───── TASK INPUT

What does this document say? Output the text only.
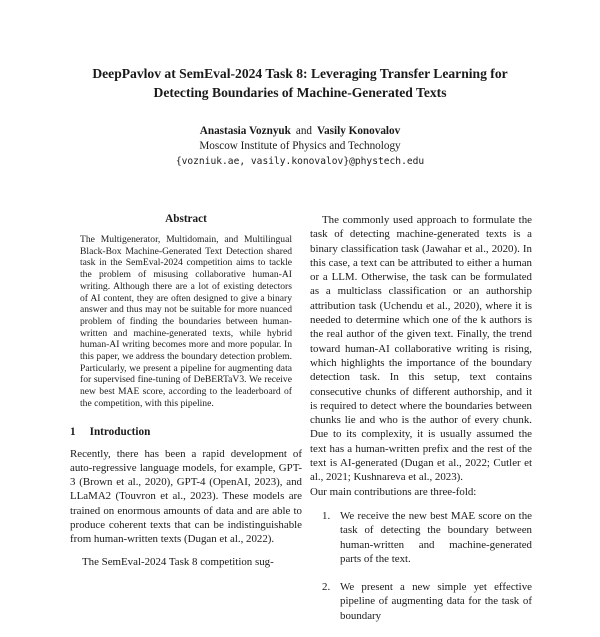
DeepPavlov at SemEval-2024 Task 8: Leveraging Transfer Learning for
Detecting Boundaries of Machine-Generated Texts
Anastasia Voznyuk and Vasily Konovalov
Moscow Institute of Physics and Technology
{vozniuk.ae, vasily.konovalov}@phystech.edu
Abstract

The Multigenerator, Multidomain, and Multilingual Black-Box Machine-Generated Text Detection shared task in the SemEval-2024 competition aims to tackle the problem of misusing collaborative human-AI writing. Although there are a lot of existing detectors of AI content, they are often designed to give a binary answer and thus may not be suitable for more nuanced problem of finding the boundaries between human-written and machine-generated texts, while hybrid human-AI writing becomes more and more popular. In this paper, we address the boundary detection problem. Particularly, we present a pipeline for augmenting data for supervised fine-tuning of DeBERTaV3. We receive new best MAE score, according to the leaderboard of the competition, with this pipeline.

1 Introduction

Recently, there has been a rapid development of auto-regressive language models, for example, GPT-3 (Brown et al., 2020), GPT-4 (OpenAI, 2023), and LLaMA2 (Touvron et al., 2023). These models are trained on enormous amounts of data and are able to produce coherent texts that can be indistinguishable from human-written texts (Dugan et al., 2022).

The SemEval-2024 Task 8 competition sug-

The commonly used approach to formulate the task of detecting machine-generated texts is a binary classification task (Jawahar et al., 2020). In this case, a text can be attributed to either a human or a LLM. Otherwise, the task can be formulated as a multiclass classification or an authorship attribution task (Uchendu et al., 2020), where it is needed to determine which one of the k authors is the real author of the given text. Finally, the trend toward human-AI collaborative writing is rising, which highlights the importance of the boundary detection task. In this setup, text contains consecutive chunks of different authorship, and it is required to detect where the boundaries between chunks lie and who is the author of every chunk. Due to its complexity, it is usually assumed the text has a human-written prefix and the rest of the text is AI-generated (Dugan et al., 2022; Cutler et al., 2021; Kushnareva et al., 2023).

Our main contributions are three-fold:

1. We receive the new best MAE score on the task of detecting the boundary between human-written and machine-generated parts of the text.
2. We present a new simple yet effective pipeline of augmenting data for the task of boundary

──────────

YOUR TASK
Repeat the lines above exactly, and keep every picture out.

EXERCISE ANSWER
What does this document say? Output the text only.
DeepPavlov at SemEval-2024 Task 8: Leveraging Transfer Learning for
Detecting Boundaries of Machine-Generated Texts
Anastasia Voznyuk and Vasily Konovalov
Moscow Institute of Physics and Technology
{vozniuk.ae, vasily.konovalov}@phystech.edu
Abstract

The Multigenerator, Multidomain, and Multilingual Black-Box Machine-Generated Text Detection shared task in the SemEval-2024 competition aims to tackle the problem of misusing collaborative human-AI writing. Although there are a lot of existing detectors of AI content, they are often designed to give a binary answer and thus may not be suitable for more nuanced problem of finding the boundaries between human-written and machine-generated texts, while hybrid human-AI writing becomes more and more popular. In this paper, we address the boundary detection problem. Particularly, we present a pipeline for augmenting data for supervised fine-tuning of DeBERTaV3. We receive new best MAE score, according to the leaderboard of the competition, with this pipeline.

1 Introduction

Recently, there has been a rapid development of auto-regressive language models, for example, GPT-3 (Brown et al., 2020), GPT-4 (OpenAI, 2023), and LLaMA2 (Touvron et al., 2023). These models are trained on enormous amounts of data and are able to produce coherent texts that can be indistinguishable from human-written texts (Dugan et al., 2022).

The SemEval-2024 Task 8 competition sug-

The commonly used approach to formulate the task of detecting machine-generated texts is a binary classification task (Jawahar et al., 2020). In this case, a text can be attributed to either a human or a LLM. Otherwise, the task can be formulated as a multiclass classification or an authorship attribution task (Uchendu et al., 2020), where it is needed to determine which one of the k authors is the real author of the given text. Finally, the trend toward human-AI collaborative writing is rising, which highlights the importance of the boundary detection task. In this setup, text contains consecutive chunks of different authorship, and it is required to detect where the boundaries between chunks lie and who is the author of every chunk. Due to its complexity, it is usually assumed the text has a human-written prefix and the rest of the text is AI-generated (Dugan et al., 2022; Cutler et al., 2021; Kushnareva et al., 2023).

Our main contributions are three-fold:

1. We receive the new best MAE score on the task of detecting the boundary between human-written and machine-generated parts of the text.
2. We present a new simple yet effective pipeline of augmenting data for the task of boundary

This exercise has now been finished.